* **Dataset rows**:
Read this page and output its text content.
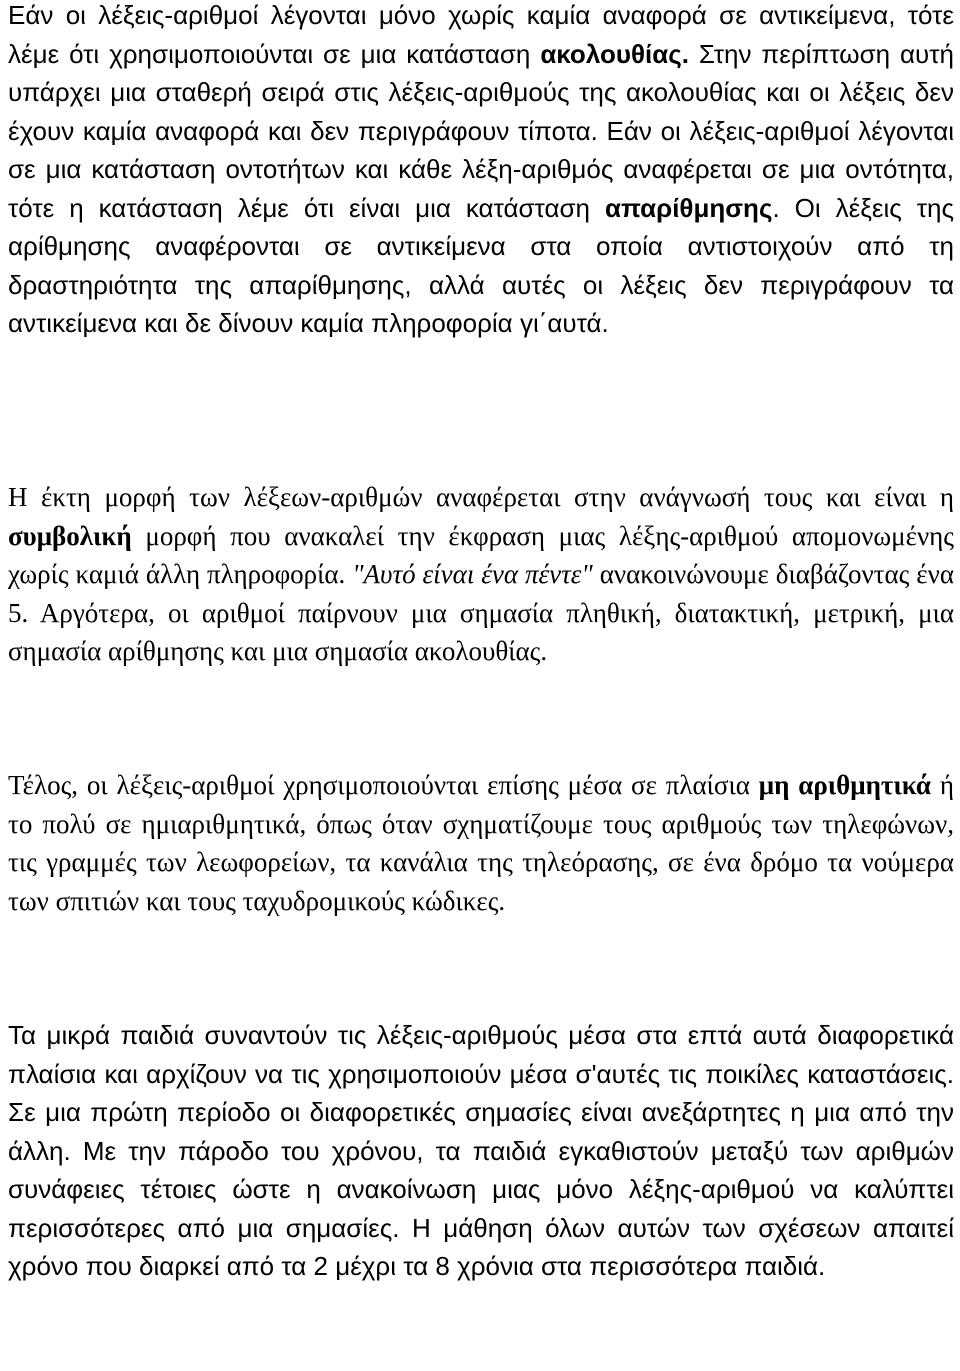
Εάν οι λέξεις-αριθμοί λέγονται μόνο χωρίς καμία αναφορά σε αντικείμενα, τότε λέμε ότι χρησιμοποιούνται σε μια κατάσταση ακολουθίας. Στην περίπτωση αυτή υπάρχει μια σταθερή σειρά στις λέξεις-αριθμούς της ακολουθίας και οι λέξεις δεν έχουν καμία αναφορά και δεν περιγράφουν τίποτα. Εάν οι λέξεις-αριθμοί λέγονται σε μια κατάσταση οντοτήτων και κάθε λέξη-αριθμός αναφέρεται σε μια οντότητα, τότε η κατάσταση λέμε ότι είναι μια κατάσταση απαρίθμησης. Οι λέξεις της αρίθμησης αναφέρονται σε αντικείμενα στα οποία αντιστοιχούν από τη δραστηριότητα της απαρίθμησης, αλλά αυτές οι λέξεις δεν περιγράφουν τα αντικείμενα και δε δίνουν καμία πληροφορία γι΄αυτά.

Η έκτη μορφή των λέξεων-αριθμών αναφέρεται στην ανάγνωσή τους και είναι η συμβολική μορφή που ανακαλεί την έκφραση μιας λέξης-αριθμού απομονωμένης χωρίς καμιά άλλη πληροφορία. "Αυτό είναι ένα πέντε" ανακοινώνουμε διαβάζοντας ένα 5. Αργότερα, οι αριθμοί παίρνουν μια σημασία πληθική, διατακτική, μετρική, μια σημασία αρίθμησης και μια σημασία ακολουθίας.

Τέλος, οι λέξεις-αριθμοί χρησιμοποιούνται επίσης μέσα σε πλαίσια μη αριθμητικά ή το πολύ σε ημιαριθμητικά, όπως όταν σχηματίζουμε τους αριθμούς των τηλεφώνων, τις γραμμές των λεωφορείων, τα κανάλια της τηλεόρασης, σε ένα δρόμο τα νούμερα των σπιτιών και τους ταχυδρομικούς κώδικες.

Τα μικρά παιδιά συναντούν τις λέξεις-αριθμούς μέσα στα επτά αυτά διαφορετικά πλαίσια και αρχίζουν να τις χρησιμοποιούν μέσα σ'αυτές τις ποικίλες καταστάσεις. Σε μια πρώτη περίοδο οι διαφορετικές σημασίες είναι ανεξάρτητες η μια από την άλλη. Με την πάροδο του χρόνου, τα παιδιά εγκαθιστούν μεταξύ των αριθμών συνάφειες τέτοιες ώστε η ανακοίνωση μιας μόνο λέξης-αριθμού να καλύπτει περισσότερες από μια σημασίες. Η μάθηση όλων αυτών των σχέσεων απαιτεί χρόνο που διαρκεί από τα 2 μέχρι τα 8 χρόνια στα περισσότερα παιδιά.
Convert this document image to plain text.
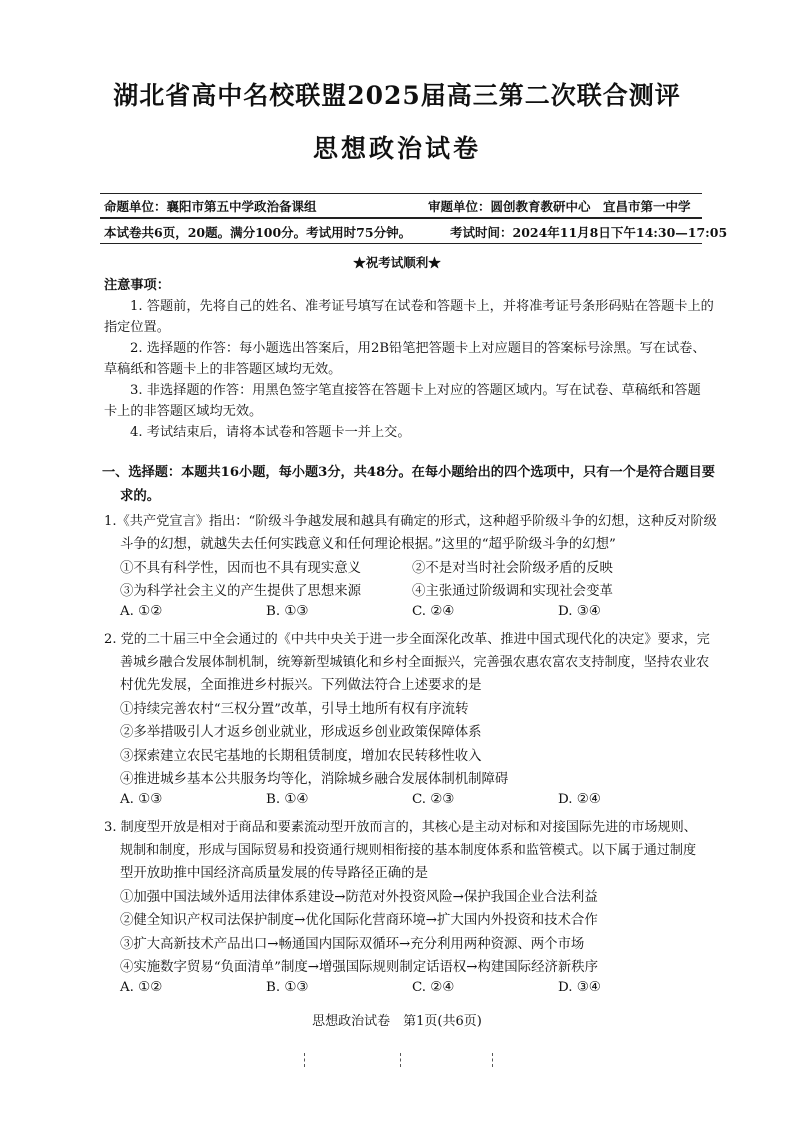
湖北省高中名校联盟2025届高三第二次联合测评
思想政治试卷
命题单位：襄阳市第五中学政治备课组	审题单位：圆创教育教研中心　宜昌市第一中学
本试卷共6页，20题。满分100分。考试用时75分钟。	考试时间：2024年11月8日下午14:30—17:05
★祝考试顺利★
注意事项：
1. 答题前，先将自己的姓名、准考证号填写在试卷和答题卡上，并将准考证号条形码贴在答题卡上的
指定位置。
2. 选择题的作答：每小题选出答案后，用2B铅笔把答题卡上对应题目的答案标号涂黑。写在试卷、
草稿纸和答题卡上的非答题区域均无效。
3. 非选择题的作答：用黑色签字笔直接答在答题卡上对应的答题区域内。写在试卷、草稿纸和答题
卡上的非答题区域均无效。
4. 考试结束后，请将本试卷和答题卡一并上交。
一、选择题：本题共16小题，每小题3分，共48分。在每小题给出的四个选项中，只有一个是符合题目要
求的。
1.《共产党宣言》指出：“阶级斗争越发展和越具有确定的形式，这种超乎阶级斗争的幻想，这种反对阶级
斗争的幻想，就越失去任何实践意义和任何理论根据。”这里的“超乎阶级斗争的幻想”
①不具有科学性，因而也不具有现实意义	②不是对当时社会阶级矛盾的反映
③为科学社会主义的产生提供了思想来源	④主张通过阶级调和实现社会变革
A. ①②	B. ①③	C. ②④	D. ③④
2. 党的二十届三中全会通过的《中共中央关于进一步全面深化改革、推进中国式现代化的决定》要求，完
善城乡融合发展体制机制，统筹新型城镇化和乡村全面振兴，完善强农惠农富农支持制度，坚持农业农
村优先发展，全面推进乡村振兴。下列做法符合上述要求的是
①持续完善农村“三权分置”改革，引导土地所有权有序流转
②多举措吸引人才返乡创业就业，形成返乡创业政策保障体系
③探索建立农民宅基地的长期租赁制度，增加农民转移性收入
④推进城乡基本公共服务均等化，消除城乡融合发展体制机制障碍
A. ①③	B. ①④	C. ②③	D. ②④
3. 制度型开放是相对于商品和要素流动型开放而言的，其核心是主动对标和对接国际先进的市场规则、
规制和制度，形成与国际贸易和投资通行规则相衔接的基本制度体系和监管模式。以下属于通过制度
型开放助推中国经济高质量发展的传导路径正确的是
①加强中国法域外适用法律体系建设→防范对外投资风险→保护我国企业合法利益
②健全知识产权司法保护制度→优化国际化营商环境→扩大国内外投资和技术合作
③扩大高新技术产品出口→畅通国内国际双循环→充分利用两种资源、两个市场
④实施数字贸易“负面清单”制度→增强国际规则制定话语权→构建国际经济新秩序
A. ①②	B. ①③	C. ②④	D. ③④
思想政治试卷　第1页(共6页)
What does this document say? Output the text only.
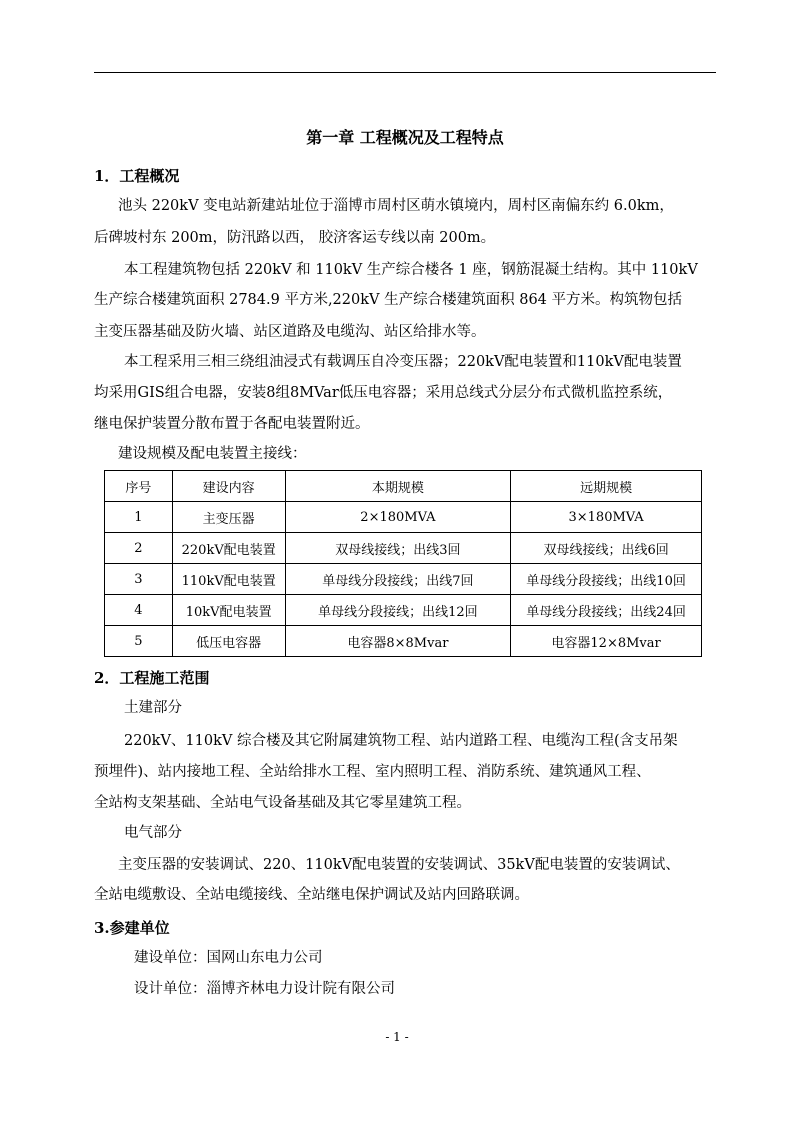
第一章 工程概况及工程特点
1．工程概况
池头 220kV 变电站新建站址位于淄博市周村区萌水镇境内，周村区南偏东约 6.0km，
后碑坡村东 200m，防汛路以西， 胶济客运专线以南 200m。
本工程建筑物包括 220kV 和 110kV 生产综合楼各 1 座，钢筋混凝土结构。其中 110kV
生产综合楼建筑面积 2784.9 平方米,220kV 生产综合楼建筑面积 864 平方米。构筑物包括
主变压器基础及防火墙、站区道路及电缆沟、站区给排水等。
本工程采用三相三绕组油浸式有载调压自冷变压器；220kV配电装置和110kV配电装置
均采用GIS组合电器，安装8组8MVar低压电容器；采用总线式分层分布式微机监控系统，
继电保护装置分散布置于各配电装置附近。
建设规模及配电装置主接线：
序号	建设内容	本期规模	远期规模
1	主变压器	2×180MVA	3×180MVA
2	220kV配电装置	双母线接线；出线3回	双母线接线；出线6回
3	110kV配电装置	单母线分段接线；出线7回	单母线分段接线；出线10回
4	10kV配电装置	单母线分段接线；出线12回	单母线分段接线；出线24回
5	低压电容器	电容器8×8Mvar	电容器12×8Mvar
2．工程施工范围
土建部分
220kV、110kV 综合楼及其它附属建筑物工程、站内道路工程、电缆沟工程(含支吊架
预埋件)、站内接地工程、全站给排水工程、室内照明工程、消防系统、建筑通风工程、
全站构支架基础、全站电气设备基础及其它零星建筑工程。
电气部分
主变压器的安装调试、220、110kV配电装置的安装调试、35kV配电装置的安装调试、
全站电缆敷设、全站电缆接线、全站继电保护调试及站内回路联调。
3.参建单位
建设单位：国网山东电力公司
设计单位：淄博齐林电力设计院有限公司
- 1 -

* **GOAL**: Go through the listing above and write it all out exactly, leaving out any picture.

* **TASK RESULT**:
Read this page and output its text content.
Εάν οι λέξεις-αριθμοί λέγονται μόνο χωρίς καμία αναφορά σε αντικείμενα, τότε λέμε ότι χρησιμοποιούνται σε μια κατάσταση ακολουθίας. Στην περίπτωση αυτή υπάρχει μια σταθερή σειρά στις λέξεις-αριθμούς της ακολουθίας και οι λέξεις δεν έχουν καμία αναφορά και δεν περιγράφουν τίποτα. Εάν οι λέξεις-αριθμοί λέγονται σε μια κατάσταση οντοτήτων και κάθε λέξη-αριθμός αναφέρεται σε μια οντότητα, τότε η κατάσταση λέμε ότι είναι μια κατάσταση απαρίθμησης. Οι λέξεις της αρίθμησης αναφέρονται σε αντικείμενα στα οποία αντιστοιχούν από τη δραστηριότητα της απαρίθμησης, αλλά αυτές οι λέξεις δεν περιγράφουν τα αντικείμενα και δε δίνουν καμία πληροφορία γι΄αυτά.

Η έκτη μορφή των λέξεων-αριθμών αναφέρεται στην ανάγνωσή τους και είναι η συμβολική μορφή που ανακαλεί την έκφραση μιας λέξης-αριθμού απομονωμένης χωρίς καμιά άλλη πληροφορία. "Αυτό είναι ένα πέντε" ανακοινώνουμε διαβάζοντας ένα 5. Αργότερα, οι αριθμοί παίρνουν μια σημασία πληθική, διατακτική, μετρική, μια σημασία αρίθμησης και μια σημασία ακολουθίας.

Τέλος, οι λέξεις-αριθμοί χρησιμοποιούνται επίσης μέσα σε πλαίσια μη αριθμητικά ή το πολύ σε ημιαριθμητικά, όπως όταν σχηματίζουμε τους αριθμούς των τηλεφώνων, τις γραμμές των λεωφορείων, τα κανάλια της τηλεόρασης, σε ένα δρόμο τα νούμερα των σπιτιών και τους ταχυδρομικούς κώδικες.

Τα μικρά παιδιά συναντούν τις λέξεις-αριθμούς μέσα στα επτά αυτά διαφορετικά πλαίσια και αρχίζουν να τις χρησιμοποιούν μέσα σ'αυτές τις ποικίλες καταστάσεις. Σε μια πρώτη περίοδο οι διαφορετικές σημασίες είναι ανεξάρτητες η μια από την άλλη. Με την πάροδο του χρόνου, τα παιδιά εγκαθιστούν μεταξύ των αριθμών συνάφειες τέτοιες ώστε η ανακοίνωση μιας μόνο λέξης-αριθμού να καλύπτει περισσότερες από μια σημασίες. Η μάθηση όλων αυτών των σχέσεων απαιτεί χρόνο που διαρκεί από τα 2 μέχρι τα 8 χρόνια στα περισσότερα παιδιά.
Convert this document image to plain text.
湖北省高中名校联盟2025届高三第二次联合测评
思想政治试卷
命题单位：襄阳市第五中学政治备课组	审题单位：圆创教育教研中心　宜昌市第一中学
本试卷共6页，20题。满分100分。考试用时75分钟。	考试时间：2024年11月8日下午14:30—17:05
★祝考试顺利★
注意事项：
1. 答题前，先将自己的姓名、准考证号填写在试卷和答题卡上，并将准考证号条形码贴在答题卡上的
指定位置。
2. 选择题的作答：每小题选出答案后，用2B铅笔把答题卡上对应题目的答案标号涂黑。写在试卷、
草稿纸和答题卡上的非答题区域均无效。
3. 非选择题的作答：用黑色签字笔直接答在答题卡上对应的答题区域内。写在试卷、草稿纸和答题
卡上的非答题区域均无效。
4. 考试结束后，请将本试卷和答题卡一并上交。
一、选择题：本题共16小题，每小题3分，共48分。在每小题给出的四个选项中，只有一个是符合题目要
求的。
1.《共产党宣言》指出：“阶级斗争越发展和越具有确定的形式，这种超乎阶级斗争的幻想，这种反对阶级
斗争的幻想，就越失去任何实践意义和任何理论根据。”这里的“超乎阶级斗争的幻想”
①不具有科学性，因而也不具有现实意义	②不是对当时社会阶级矛盾的反映
③为科学社会主义的产生提供了思想来源	④主张通过阶级调和实现社会变革
A. ①②	B. ①③	C. ②④	D. ③④
2. 党的二十届三中全会通过的《中共中央关于进一步全面深化改革、推进中国式现代化的决定》要求，完
善城乡融合发展体制机制，统筹新型城镇化和乡村全面振兴，完善强农惠农富农支持制度，坚持农业农
村优先发展，全面推进乡村振兴。下列做法符合上述要求的是
①持续完善农村“三权分置”改革，引导土地所有权有序流转
②多举措吸引人才返乡创业就业，形成返乡创业政策保障体系
③探索建立农民宅基地的长期租赁制度，增加农民转移性收入
④推进城乡基本公共服务均等化，消除城乡融合发展体制机制障碍
A. ①③	B. ①④	C. ②③	D. ②④
3. 制度型开放是相对于商品和要素流动型开放而言的，其核心是主动对标和对接国际先进的市场规则、
规制和制度，形成与国际贸易和投资通行规则相衔接的基本制度体系和监管模式。以下属于通过制度
型开放助推中国经济高质量发展的传导路径正确的是
①加强中国法域外适用法律体系建设→防范对外投资风险→保护我国企业合法利益
②健全知识产权司法保护制度→优化国际化营商环境→扩大国内外投资和技术合作
③扩大高新技术产品出口→畅通国内国际双循环→充分利用两种资源、两个市场
④实施数字贸易“负面清单”制度→增强国际规则制定话语权→构建国际经济新秩序
A. ①②	B. ①③	C. ②④	D. ③④
思想政治试卷　第1页(共6页)
What does this document say? Output the text only.
第一章 工程概况及工程特点
1．工程概况
池头 220kV 变电站新建站址位于淄博市周村区萌水镇境内，周村区南偏东约 6.0km，
后碑坡村东 200m，防汛路以西， 胶济客运专线以南 200m。
本工程建筑物包括 220kV 和 110kV 生产综合楼各 1 座，钢筋混凝土结构。其中 110kV
生产综合楼建筑面积 2784.9 平方米,220kV 生产综合楼建筑面积 864 平方米。构筑物包括
主变压器基础及防火墙、站区道路及电缆沟、站区给排水等。
本工程采用三相三绕组油浸式有载调压自冷变压器；220kV配电装置和110kV配电装置
均采用GIS组合电器，安装8组8MVar低压电容器；采用总线式分层分布式微机监控系统，
继电保护装置分散布置于各配电装置附近。
建设规模及配电装置主接线：
序号	建设内容	本期规模	远期规模
1	主变压器	2×180MVA	3×180MVA
2	220kV配电装置	双母线接线；出线3回	双母线接线；出线6回
3	110kV配电装置	单母线分段接线；出线7回	单母线分段接线；出线10回
4	10kV配电装置	单母线分段接线；出线12回	单母线分段接线；出线24回
5	低压电容器	电容器8×8Mvar	电容器12×8Mvar
2．工程施工范围
土建部分
220kV、110kV 综合楼及其它附属建筑物工程、站内道路工程、电缆沟工程(含支吊架
预埋件)、站内接地工程、全站给排水工程、室内照明工程、消防系统、建筑通风工程、
全站构支架基础、全站电气设备基础及其它零星建筑工程。
电气部分
主变压器的安装调试、220、110kV配电装置的安装调试、35kV配电装置的安装调试、
全站电缆敷设、全站电缆接线、全站继电保护调试及站内回路联调。
3.参建单位
建设单位：国网山东电力公司
设计单位：淄博齐林电力设计院有限公司
- 1 -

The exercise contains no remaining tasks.